GIVEN TASK: Look for the string "backup" in every line, and copy each line that has it.

***** DATASET CONTENT *****

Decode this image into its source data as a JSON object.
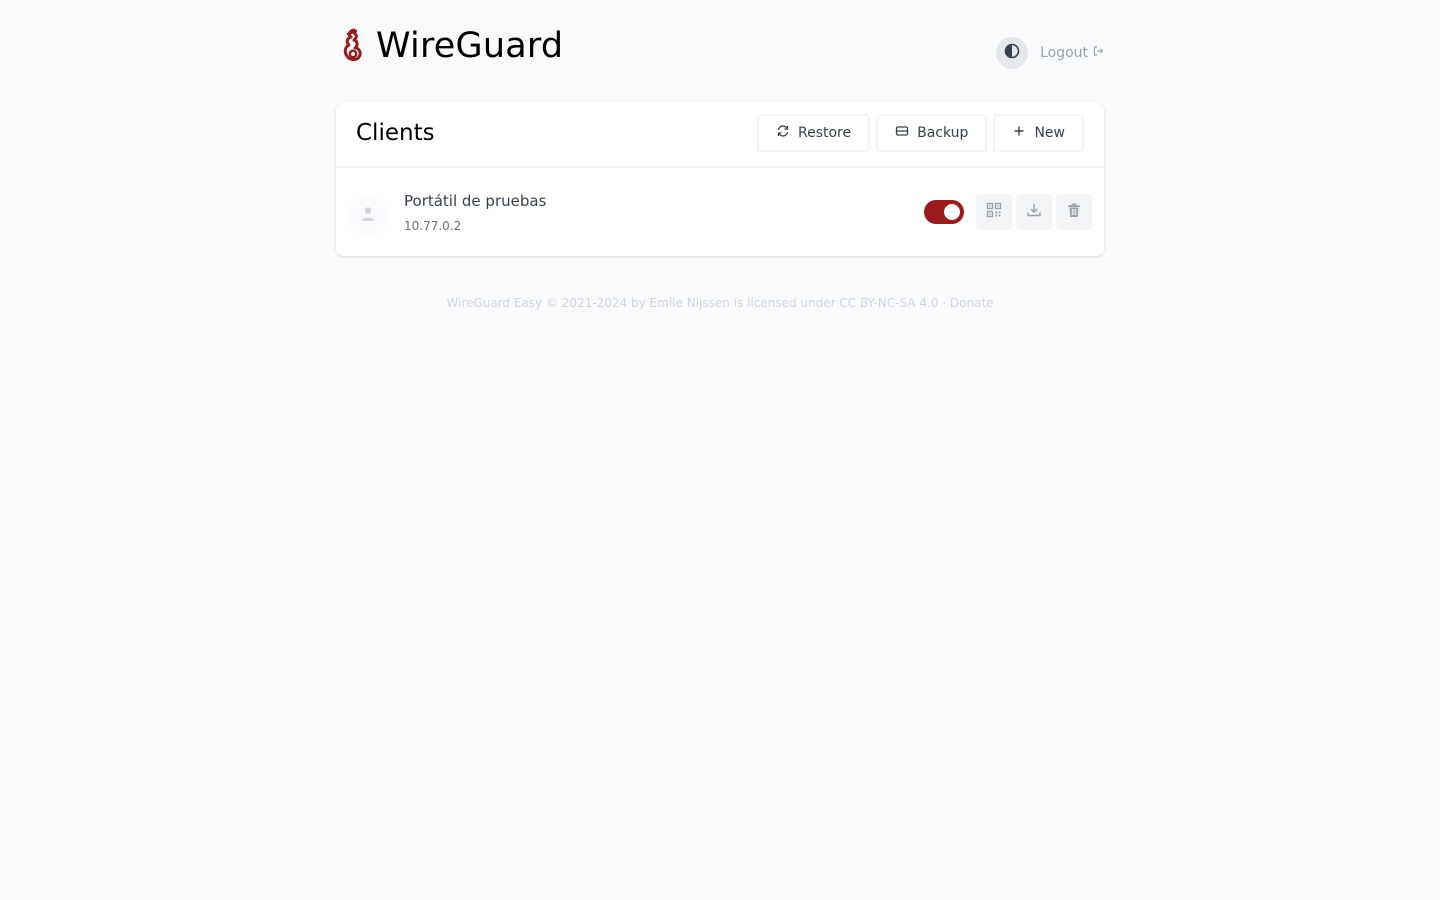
{
  "header": {
    "title": "WireGuard",
    "logout_label": "Logout"
  },
  "clients_card": {
    "title": "Clients",
    "buttons": {
      "restore": "Restore",
      "backup": "Backup",
      "new": "New"
    },
    "clients": [
      {
        "name": "Portátil de pruebas",
        "address": "10.77.0.2",
        "enabled": true
      }
    ]
  },
  "footer": {
    "product": "WireGuard Easy",
    "copyright": "© 2021-2024 by",
    "author": "Emile Nijssen",
    "license_prefix": "is licensed under",
    "license": "CC BY-NC-SA 4.0",
    "separator": "·",
    "donate": "Donate"
  },
  "colors": {
    "accent": "#991b1b",
    "background": "#f9fafc"
  },
  "icons": {
    "brand": "wireguard-logo-icon",
    "theme": "contrast-icon",
    "logout": "logout-icon",
    "restore": "refresh-icon",
    "backup": "database-icon",
    "new": "plus-icon",
    "avatar": "user-icon",
    "qr": "qr-code-icon",
    "download": "download-icon",
    "delete": "trash-icon"
  }
}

*****

SOLVED EXERCISE:
      "backup": "Backup",
    "backup": "database-icon",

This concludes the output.